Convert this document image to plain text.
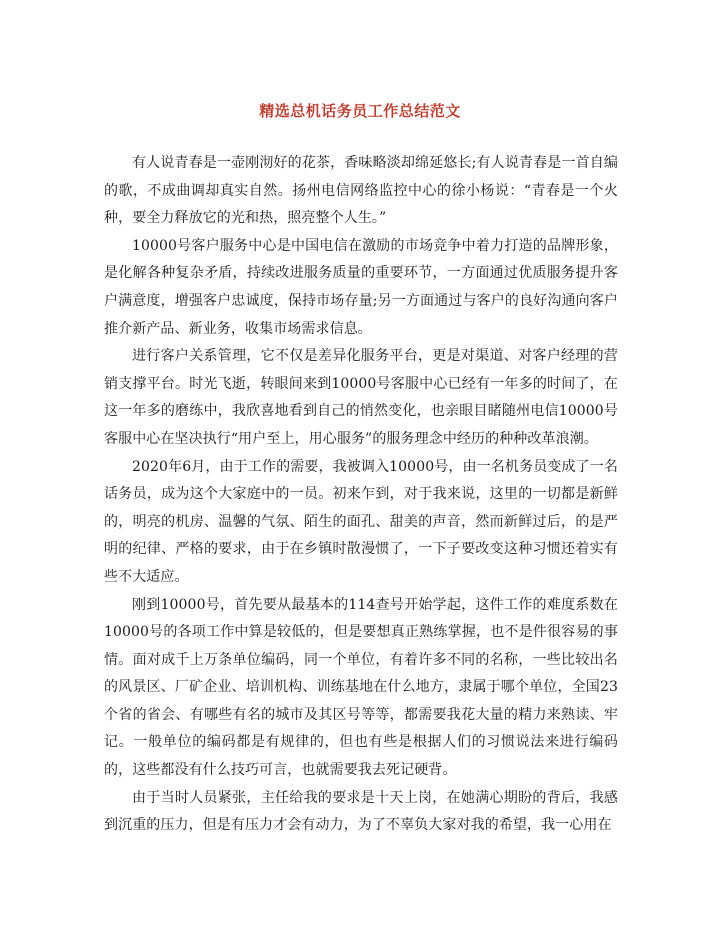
精选总机话务员工作总结范文

有人说青春是一壶刚沏好的花茶，香味略淡却绵延悠长;有人说青春是一首自编的歌，不成曲调却真实自然。扬州电信网络监控中心的徐小杨说：“青春是一个火种，要全力释放它的光和热，照亮整个人生。”

10000号客户服务中心是中国电信在激励的市场竞争中着力打造的品牌形象，是化解各种复杂矛盾，持续改进服务质量的重要环节，一方面通过优质服务提升客户满意度，增强客户忠诚度，保持市场存量;另一方面通过与客户的良好沟通向客户推介新产品、新业务，收集市场需求信息。

进行客户关系管理，它不仅是差异化服务平台，更是对渠道、对客户经理的营销支撑平台。时光飞逝，转眼间来到10000号客服中心已经有一年多的时间了，在这一年多的磨练中，我欣喜地看到自己的悄然变化，也亲眼目睹随州电信10000号客服中心在坚决执行“用户至上，用心服务”的服务理念中经历的种种改革浪潮。

2020年6月，由于工作的需要，我被调入10000号，由一名机务员变成了一名话务员，成为这个大家庭中的一员。初来乍到，对于我来说，这里的一切都是新鲜的，明亮的机房、温馨的气氛、陌生的面孔、甜美的声音，然而新鲜过后，的是严明的纪律、严格的要求，由于在乡镇时散漫惯了，一下子要改变这种习惯还着实有些不大适应。

刚到10000号，首先要从最基本的114查号开始学起，这件工作的难度系数在10000号的各项工作中算是较低的，但是要想真正熟练掌握，也不是件很容易的事情。面对成千上万条单位编码，同一个单位，有着许多不同的名称，一些比较出名的风景区、厂矿企业、培训机构、训练基地在什么地方，隶属于哪个单位，全国23个省的省会、有哪些有名的城市及其区号等等，都需要我花大量的精力来熟读、牢记。一般单位的编码都是有规律的，但也有些是根据人们的习惯说法来进行编码的，这些都没有什么技巧可言，也就需要我去死记硬背。

由于当时人员紧张，主任给我的要求是十天上岗，在她满心期盼的背后，我感到沉重的压力，但是有压力才会有动力，为了不辜负大家对我的希望，我一心用在
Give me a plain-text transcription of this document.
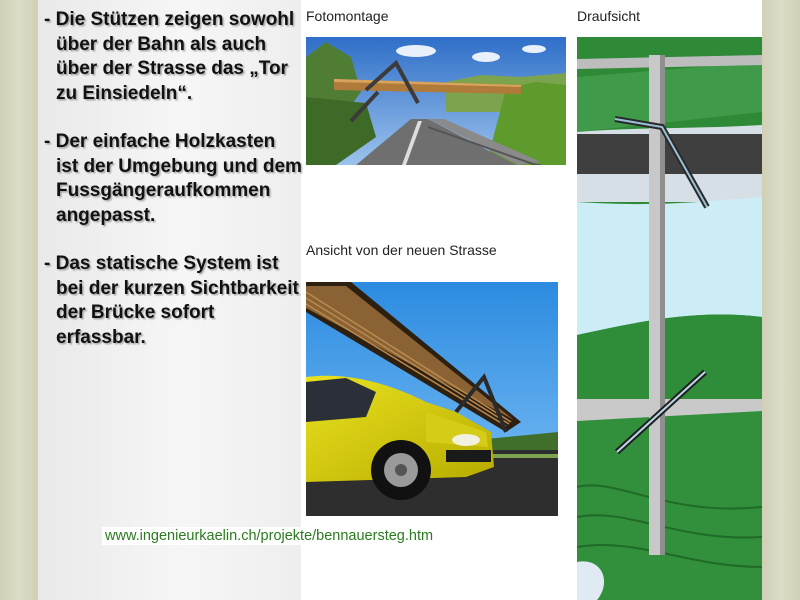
- Die Stützen zeigen sowohl über der Bahn als auch über der Strasse das „Tor zu Einsiedeln“.
- Der einfache Holzkasten ist der Umgebung und dem Fussgängeraufkommen angepasst.
- Das statische System ist bei der kurzen Sichtbarkeit der Brücke sofort erfassbar.
Fotomontage	Draufsicht
Ansicht von der neuen Strasse
www.ingenieurkaelin.ch/projekte/bennauersteg.htm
- - -
__Problem description__: Omit the pictures and give the material again, exactly and in full.

__Written response__:
Convert this document image to plain text.
精选总机话务员工作总结范文

有人说青春是一壶刚沏好的花茶，香味略淡却绵延悠长;有人说青春是一首自编的歌，不成曲调却真实自然。扬州电信网络监控中心的徐小杨说：“青春是一个火种，要全力释放它的光和热，照亮整个人生。”

10000号客户服务中心是中国电信在激励的市场竞争中着力打造的品牌形象，是化解各种复杂矛盾，持续改进服务质量的重要环节，一方面通过优质服务提升客户满意度，增强客户忠诚度，保持市场存量;另一方面通过与客户的良好沟通向客户推介新产品、新业务，收集市场需求信息。

进行客户关系管理，它不仅是差异化服务平台，更是对渠道、对客户经理的营销支撑平台。时光飞逝，转眼间来到10000号客服中心已经有一年多的时间了，在这一年多的磨练中，我欣喜地看到自己的悄然变化，也亲眼目睹随州电信10000号客服中心在坚决执行“用户至上，用心服务”的服务理念中经历的种种改革浪潮。

2020年6月，由于工作的需要，我被调入10000号，由一名机务员变成了一名话务员，成为这个大家庭中的一员。初来乍到，对于我来说，这里的一切都是新鲜的，明亮的机房、温馨的气氛、陌生的面孔、甜美的声音，然而新鲜过后，的是严明的纪律、严格的要求，由于在乡镇时散漫惯了，一下子要改变这种习惯还着实有些不大适应。

刚到10000号，首先要从最基本的114查号开始学起，这件工作的难度系数在10000号的各项工作中算是较低的，但是要想真正熟练掌握，也不是件很容易的事情。面对成千上万条单位编码，同一个单位，有着许多不同的名称，一些比较出名的风景区、厂矿企业、培训机构、训练基地在什么地方，隶属于哪个单位，全国23个省的省会、有哪些有名的城市及其区号等等，都需要我花大量的精力来熟读、牢记。一般单位的编码都是有规律的，但也有些是根据人们的习惯说法来进行编码的，这些都没有什么技巧可言，也就需要我去死记硬背。

由于当时人员紧张，主任给我的要求是十天上岗，在她满心期盼的背后，我感到沉重的压力，但是有压力才会有动力，为了不辜负大家对我的希望，我一心用在
Give me a plain-text transcription of this document.
- Die Stützen zeigen sowohl über der Bahn als auch über der Strasse das „Tor zu Einsiedeln“.
- Der einfache Holzkasten ist der Umgebung und dem Fussgängeraufkommen angepasst.
- Das statische System ist bei der kurzen Sichtbarkeit der Brücke sofort erfassbar.
Fotomontage	Draufsicht
Ansicht von der neuen Strasse
www.ingenieurkaelin.ch/projekte/bennauersteg.htm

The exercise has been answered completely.